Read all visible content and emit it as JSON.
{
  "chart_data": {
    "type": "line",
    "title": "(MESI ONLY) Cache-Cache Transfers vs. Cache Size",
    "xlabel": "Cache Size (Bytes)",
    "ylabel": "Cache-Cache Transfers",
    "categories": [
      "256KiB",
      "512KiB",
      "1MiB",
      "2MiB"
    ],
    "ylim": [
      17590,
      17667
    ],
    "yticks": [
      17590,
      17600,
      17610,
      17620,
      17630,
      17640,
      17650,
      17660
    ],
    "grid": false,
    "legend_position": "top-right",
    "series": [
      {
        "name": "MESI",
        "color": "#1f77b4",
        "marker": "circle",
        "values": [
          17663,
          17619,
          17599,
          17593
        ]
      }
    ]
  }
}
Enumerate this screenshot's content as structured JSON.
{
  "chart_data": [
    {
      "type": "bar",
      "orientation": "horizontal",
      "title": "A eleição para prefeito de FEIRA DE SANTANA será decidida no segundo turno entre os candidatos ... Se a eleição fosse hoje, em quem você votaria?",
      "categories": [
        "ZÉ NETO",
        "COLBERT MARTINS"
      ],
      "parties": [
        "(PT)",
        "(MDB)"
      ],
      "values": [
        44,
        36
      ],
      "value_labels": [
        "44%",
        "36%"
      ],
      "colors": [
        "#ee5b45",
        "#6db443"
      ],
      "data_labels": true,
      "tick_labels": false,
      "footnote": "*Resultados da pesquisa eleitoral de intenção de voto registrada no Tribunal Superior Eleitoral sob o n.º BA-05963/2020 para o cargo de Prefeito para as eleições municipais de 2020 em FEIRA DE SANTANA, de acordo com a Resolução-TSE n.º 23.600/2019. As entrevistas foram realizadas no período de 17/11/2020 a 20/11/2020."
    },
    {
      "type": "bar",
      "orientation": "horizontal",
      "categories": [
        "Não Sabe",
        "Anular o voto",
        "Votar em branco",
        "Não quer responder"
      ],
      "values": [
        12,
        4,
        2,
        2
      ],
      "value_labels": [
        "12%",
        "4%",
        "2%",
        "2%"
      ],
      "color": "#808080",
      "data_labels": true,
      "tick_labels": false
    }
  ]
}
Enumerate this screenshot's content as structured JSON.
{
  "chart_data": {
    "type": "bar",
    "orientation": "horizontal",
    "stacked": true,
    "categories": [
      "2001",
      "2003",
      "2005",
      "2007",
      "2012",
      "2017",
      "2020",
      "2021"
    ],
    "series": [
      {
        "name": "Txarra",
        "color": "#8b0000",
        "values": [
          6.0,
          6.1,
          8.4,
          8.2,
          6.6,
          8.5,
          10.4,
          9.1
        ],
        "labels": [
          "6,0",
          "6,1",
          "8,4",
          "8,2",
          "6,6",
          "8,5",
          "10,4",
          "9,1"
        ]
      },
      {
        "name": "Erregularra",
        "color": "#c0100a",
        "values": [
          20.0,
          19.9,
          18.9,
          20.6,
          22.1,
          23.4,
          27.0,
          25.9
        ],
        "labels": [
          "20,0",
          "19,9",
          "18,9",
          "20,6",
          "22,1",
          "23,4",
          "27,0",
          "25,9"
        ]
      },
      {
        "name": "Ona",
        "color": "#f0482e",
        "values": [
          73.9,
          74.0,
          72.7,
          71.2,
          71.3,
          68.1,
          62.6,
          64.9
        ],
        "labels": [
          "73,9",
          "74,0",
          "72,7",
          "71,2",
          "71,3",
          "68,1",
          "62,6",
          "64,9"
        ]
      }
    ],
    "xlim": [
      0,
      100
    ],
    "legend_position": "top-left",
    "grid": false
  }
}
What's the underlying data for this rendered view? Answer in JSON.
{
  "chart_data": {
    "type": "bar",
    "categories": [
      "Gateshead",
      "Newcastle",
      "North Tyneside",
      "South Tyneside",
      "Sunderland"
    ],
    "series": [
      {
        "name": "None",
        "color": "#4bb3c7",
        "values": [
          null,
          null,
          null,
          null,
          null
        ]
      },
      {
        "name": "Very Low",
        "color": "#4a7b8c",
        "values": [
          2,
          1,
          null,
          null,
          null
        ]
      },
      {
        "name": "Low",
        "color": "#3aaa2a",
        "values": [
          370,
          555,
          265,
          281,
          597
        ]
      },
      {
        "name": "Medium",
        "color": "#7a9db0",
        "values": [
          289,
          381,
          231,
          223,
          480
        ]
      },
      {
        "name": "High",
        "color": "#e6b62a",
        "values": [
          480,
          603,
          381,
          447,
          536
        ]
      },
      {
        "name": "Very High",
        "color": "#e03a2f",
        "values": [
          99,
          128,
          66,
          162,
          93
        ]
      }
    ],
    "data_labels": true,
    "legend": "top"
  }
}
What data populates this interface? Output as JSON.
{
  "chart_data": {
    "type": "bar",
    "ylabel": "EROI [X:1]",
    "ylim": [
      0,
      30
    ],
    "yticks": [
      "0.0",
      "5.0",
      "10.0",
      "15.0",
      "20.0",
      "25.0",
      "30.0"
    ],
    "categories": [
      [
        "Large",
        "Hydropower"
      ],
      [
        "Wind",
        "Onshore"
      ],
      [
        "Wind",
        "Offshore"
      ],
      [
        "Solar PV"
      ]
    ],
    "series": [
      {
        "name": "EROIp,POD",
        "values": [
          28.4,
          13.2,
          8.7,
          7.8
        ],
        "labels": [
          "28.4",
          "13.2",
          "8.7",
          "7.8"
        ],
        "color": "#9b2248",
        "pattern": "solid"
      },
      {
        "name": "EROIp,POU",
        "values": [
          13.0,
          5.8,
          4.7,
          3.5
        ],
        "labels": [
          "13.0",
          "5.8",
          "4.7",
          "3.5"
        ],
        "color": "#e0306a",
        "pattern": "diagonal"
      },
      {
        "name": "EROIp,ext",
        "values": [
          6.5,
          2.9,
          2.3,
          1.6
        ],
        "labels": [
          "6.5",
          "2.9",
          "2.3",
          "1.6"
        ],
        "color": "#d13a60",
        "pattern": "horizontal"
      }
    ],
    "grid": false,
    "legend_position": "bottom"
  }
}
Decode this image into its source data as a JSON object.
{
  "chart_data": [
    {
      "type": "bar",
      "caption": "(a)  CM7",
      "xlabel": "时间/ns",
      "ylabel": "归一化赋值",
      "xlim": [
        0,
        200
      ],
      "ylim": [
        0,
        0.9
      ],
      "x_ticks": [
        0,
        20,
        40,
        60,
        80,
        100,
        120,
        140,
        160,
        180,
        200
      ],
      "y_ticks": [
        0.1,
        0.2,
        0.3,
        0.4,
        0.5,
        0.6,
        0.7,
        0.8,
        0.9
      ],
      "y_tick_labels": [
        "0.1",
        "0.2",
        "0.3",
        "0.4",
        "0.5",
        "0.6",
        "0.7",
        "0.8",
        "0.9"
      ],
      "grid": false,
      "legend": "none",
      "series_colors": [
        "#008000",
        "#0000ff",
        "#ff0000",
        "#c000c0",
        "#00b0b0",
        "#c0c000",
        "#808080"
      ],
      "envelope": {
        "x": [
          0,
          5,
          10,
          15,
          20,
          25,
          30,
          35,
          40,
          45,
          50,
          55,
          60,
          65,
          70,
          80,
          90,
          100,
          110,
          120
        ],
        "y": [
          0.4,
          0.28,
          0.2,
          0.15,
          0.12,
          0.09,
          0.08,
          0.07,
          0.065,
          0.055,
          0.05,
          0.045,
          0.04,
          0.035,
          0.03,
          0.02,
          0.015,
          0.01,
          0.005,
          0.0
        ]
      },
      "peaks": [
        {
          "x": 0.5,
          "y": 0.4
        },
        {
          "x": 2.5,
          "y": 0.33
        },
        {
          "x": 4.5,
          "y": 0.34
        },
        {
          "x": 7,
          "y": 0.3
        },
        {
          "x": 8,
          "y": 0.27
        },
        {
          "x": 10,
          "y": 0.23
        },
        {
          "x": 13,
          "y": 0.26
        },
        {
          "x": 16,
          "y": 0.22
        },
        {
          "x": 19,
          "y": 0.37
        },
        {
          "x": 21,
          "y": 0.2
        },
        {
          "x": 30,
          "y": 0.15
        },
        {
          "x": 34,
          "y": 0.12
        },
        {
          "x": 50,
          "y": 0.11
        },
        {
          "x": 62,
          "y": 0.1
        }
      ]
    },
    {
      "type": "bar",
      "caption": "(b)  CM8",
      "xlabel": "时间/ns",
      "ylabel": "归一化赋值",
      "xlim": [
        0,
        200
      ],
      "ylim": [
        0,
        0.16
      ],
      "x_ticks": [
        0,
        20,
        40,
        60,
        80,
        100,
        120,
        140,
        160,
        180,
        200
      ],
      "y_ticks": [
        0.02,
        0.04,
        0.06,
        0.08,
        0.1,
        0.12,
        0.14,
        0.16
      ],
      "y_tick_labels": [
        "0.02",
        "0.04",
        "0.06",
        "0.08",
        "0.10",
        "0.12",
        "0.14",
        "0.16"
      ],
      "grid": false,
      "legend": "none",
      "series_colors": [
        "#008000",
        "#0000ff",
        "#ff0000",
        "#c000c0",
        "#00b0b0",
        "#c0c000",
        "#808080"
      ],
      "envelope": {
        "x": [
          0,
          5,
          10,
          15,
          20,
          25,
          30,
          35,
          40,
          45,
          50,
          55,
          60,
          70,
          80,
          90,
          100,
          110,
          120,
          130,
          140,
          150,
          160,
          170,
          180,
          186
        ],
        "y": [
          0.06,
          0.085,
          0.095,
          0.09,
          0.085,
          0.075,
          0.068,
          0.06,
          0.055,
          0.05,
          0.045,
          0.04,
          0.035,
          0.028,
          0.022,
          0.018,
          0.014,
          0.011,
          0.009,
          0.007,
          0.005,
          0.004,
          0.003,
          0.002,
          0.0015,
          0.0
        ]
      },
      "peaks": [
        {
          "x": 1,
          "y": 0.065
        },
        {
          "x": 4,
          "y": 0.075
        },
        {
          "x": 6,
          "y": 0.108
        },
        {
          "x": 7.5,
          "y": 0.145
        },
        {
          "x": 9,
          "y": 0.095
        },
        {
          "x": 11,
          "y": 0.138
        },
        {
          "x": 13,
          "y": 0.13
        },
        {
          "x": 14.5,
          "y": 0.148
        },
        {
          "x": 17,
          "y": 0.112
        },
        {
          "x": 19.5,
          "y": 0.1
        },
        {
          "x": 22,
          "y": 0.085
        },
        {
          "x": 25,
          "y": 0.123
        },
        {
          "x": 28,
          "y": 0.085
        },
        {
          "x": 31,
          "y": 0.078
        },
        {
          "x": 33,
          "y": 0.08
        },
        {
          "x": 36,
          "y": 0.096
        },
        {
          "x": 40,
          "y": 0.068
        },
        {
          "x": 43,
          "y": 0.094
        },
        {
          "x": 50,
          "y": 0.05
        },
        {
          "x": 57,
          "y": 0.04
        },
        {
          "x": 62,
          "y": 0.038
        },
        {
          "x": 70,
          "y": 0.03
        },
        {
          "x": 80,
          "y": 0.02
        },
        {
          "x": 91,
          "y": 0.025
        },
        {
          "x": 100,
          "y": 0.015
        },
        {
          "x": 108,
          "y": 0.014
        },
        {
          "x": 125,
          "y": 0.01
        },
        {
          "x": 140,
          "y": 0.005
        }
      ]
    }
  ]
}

### Aim
Copy every single line of the material above that holds "SANTANA".

### Completed exercise
      "title": "A eleição para prefeito de FEIRA DE SANTANA será decidida no segundo turno entre os candidatos ... Se a eleição fosse hoje, em quem você votaria?",
      "footnote": "*Resultados da pesquisa eleitoral de intenção de voto registrada no Tribunal Superior Eleitoral sob o n.º BA-05963/2020 para o cargo de Prefeito para as eleições municipais de 2020 em FEIRA DE SANTANA, de acordo com a Resolução-TSE n.º 23.600/2019. As entrevistas foram realizadas no período de 17/11/2020 a 20/11/2020."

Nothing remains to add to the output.